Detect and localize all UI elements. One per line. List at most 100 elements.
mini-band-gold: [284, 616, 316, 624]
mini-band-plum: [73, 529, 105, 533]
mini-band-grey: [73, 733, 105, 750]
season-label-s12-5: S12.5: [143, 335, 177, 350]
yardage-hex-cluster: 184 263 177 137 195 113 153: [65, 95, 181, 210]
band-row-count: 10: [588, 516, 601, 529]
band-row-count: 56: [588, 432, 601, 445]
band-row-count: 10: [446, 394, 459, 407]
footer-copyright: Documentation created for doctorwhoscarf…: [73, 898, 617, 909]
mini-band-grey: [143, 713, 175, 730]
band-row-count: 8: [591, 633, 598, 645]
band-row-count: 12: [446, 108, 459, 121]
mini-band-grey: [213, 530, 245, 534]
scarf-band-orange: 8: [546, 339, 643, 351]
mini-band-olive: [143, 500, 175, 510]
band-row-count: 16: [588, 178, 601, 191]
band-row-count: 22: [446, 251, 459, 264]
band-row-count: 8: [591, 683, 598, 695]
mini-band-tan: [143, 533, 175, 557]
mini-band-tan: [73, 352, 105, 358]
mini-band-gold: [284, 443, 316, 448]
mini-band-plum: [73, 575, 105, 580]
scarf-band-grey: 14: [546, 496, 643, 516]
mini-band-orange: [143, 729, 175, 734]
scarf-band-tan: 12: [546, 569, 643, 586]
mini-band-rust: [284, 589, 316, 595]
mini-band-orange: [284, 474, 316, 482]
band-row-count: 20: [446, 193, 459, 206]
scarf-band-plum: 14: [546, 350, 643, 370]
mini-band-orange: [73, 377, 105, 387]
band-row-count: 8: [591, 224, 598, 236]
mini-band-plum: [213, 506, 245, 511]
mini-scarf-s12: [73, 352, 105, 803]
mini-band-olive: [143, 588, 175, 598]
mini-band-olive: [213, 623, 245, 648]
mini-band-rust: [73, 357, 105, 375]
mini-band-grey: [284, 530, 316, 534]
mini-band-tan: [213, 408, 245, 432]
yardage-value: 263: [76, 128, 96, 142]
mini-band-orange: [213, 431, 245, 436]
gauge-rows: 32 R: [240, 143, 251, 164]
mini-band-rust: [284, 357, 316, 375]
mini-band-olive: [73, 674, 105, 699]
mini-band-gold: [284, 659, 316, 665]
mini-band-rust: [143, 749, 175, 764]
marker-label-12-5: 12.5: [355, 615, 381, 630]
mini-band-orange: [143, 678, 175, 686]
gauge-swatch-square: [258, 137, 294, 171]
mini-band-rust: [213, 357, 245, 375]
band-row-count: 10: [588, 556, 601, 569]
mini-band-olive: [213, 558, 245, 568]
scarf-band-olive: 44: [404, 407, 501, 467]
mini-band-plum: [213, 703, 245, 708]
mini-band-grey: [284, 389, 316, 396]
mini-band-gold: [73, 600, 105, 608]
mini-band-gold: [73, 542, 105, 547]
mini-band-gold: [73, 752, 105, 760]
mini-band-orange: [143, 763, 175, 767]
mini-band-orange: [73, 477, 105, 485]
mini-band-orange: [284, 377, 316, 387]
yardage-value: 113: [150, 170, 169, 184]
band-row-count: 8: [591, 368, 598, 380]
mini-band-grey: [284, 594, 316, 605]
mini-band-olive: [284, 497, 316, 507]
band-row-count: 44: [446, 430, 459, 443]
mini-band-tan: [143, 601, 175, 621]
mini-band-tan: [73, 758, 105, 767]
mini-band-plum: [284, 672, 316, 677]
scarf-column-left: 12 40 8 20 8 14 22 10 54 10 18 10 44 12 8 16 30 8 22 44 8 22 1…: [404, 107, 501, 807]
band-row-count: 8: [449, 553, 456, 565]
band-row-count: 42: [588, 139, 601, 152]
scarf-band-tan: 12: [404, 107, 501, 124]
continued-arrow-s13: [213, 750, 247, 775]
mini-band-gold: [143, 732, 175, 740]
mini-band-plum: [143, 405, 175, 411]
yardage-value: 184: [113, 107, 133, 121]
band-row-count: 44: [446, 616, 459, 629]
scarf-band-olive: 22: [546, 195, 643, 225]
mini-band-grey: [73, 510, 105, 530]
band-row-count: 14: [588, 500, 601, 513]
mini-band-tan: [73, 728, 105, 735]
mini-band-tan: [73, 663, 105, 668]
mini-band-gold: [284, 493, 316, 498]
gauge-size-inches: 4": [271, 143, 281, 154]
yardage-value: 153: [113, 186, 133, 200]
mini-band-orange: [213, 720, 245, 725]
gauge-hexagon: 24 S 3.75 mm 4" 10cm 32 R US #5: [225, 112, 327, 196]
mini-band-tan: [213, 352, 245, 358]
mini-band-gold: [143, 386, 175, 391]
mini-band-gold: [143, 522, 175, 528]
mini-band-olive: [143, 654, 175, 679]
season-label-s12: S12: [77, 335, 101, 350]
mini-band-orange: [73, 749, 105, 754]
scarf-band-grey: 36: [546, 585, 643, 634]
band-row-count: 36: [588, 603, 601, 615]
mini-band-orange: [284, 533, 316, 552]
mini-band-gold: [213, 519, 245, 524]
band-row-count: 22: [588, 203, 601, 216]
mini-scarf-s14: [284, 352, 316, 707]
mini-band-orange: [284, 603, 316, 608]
..............................
▶ _What you are asked to do_: State how many lines in the entries contain the string "olive", counting a match only when its letter case is the same. Give the number alone.

▶ _The solution_: 9